# Work to complete
Say only how many lines contain the word "aguas".

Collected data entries
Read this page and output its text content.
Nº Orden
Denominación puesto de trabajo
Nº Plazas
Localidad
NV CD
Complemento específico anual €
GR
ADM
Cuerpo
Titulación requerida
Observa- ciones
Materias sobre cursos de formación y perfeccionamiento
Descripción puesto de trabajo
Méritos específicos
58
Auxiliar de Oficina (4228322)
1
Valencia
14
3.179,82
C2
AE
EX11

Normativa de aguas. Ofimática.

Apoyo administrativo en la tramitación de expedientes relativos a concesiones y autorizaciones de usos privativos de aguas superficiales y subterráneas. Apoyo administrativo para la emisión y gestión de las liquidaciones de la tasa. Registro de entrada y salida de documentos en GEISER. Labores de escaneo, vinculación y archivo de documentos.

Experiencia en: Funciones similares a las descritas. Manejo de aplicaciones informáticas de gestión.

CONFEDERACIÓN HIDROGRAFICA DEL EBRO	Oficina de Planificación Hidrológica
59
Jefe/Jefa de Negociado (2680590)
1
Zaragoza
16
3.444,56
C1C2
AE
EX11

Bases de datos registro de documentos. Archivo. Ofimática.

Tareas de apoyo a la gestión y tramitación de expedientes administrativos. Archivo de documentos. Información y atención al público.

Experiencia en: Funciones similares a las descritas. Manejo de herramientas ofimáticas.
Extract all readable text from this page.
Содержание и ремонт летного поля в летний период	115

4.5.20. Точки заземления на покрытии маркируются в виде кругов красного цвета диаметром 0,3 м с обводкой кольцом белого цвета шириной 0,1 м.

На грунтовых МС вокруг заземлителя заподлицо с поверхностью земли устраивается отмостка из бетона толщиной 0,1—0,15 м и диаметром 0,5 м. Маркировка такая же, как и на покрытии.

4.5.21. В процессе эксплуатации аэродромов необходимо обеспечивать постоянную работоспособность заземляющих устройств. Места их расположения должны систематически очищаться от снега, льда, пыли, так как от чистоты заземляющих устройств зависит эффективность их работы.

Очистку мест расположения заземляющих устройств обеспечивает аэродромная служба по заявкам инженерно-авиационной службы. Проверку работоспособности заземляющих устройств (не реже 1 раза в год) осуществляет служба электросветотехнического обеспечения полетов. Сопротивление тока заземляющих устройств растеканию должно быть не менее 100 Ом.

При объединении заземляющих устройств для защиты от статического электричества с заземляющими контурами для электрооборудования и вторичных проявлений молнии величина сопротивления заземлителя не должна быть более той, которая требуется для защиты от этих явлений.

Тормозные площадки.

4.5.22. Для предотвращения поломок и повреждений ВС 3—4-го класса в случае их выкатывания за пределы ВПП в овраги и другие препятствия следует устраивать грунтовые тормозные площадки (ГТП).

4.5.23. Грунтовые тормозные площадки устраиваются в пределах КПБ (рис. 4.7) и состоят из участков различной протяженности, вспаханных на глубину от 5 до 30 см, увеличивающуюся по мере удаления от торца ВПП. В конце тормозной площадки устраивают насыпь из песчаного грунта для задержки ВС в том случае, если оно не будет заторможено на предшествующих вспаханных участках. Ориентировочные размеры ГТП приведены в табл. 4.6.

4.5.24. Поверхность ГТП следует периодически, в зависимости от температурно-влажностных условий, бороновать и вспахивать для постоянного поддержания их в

# Full response
2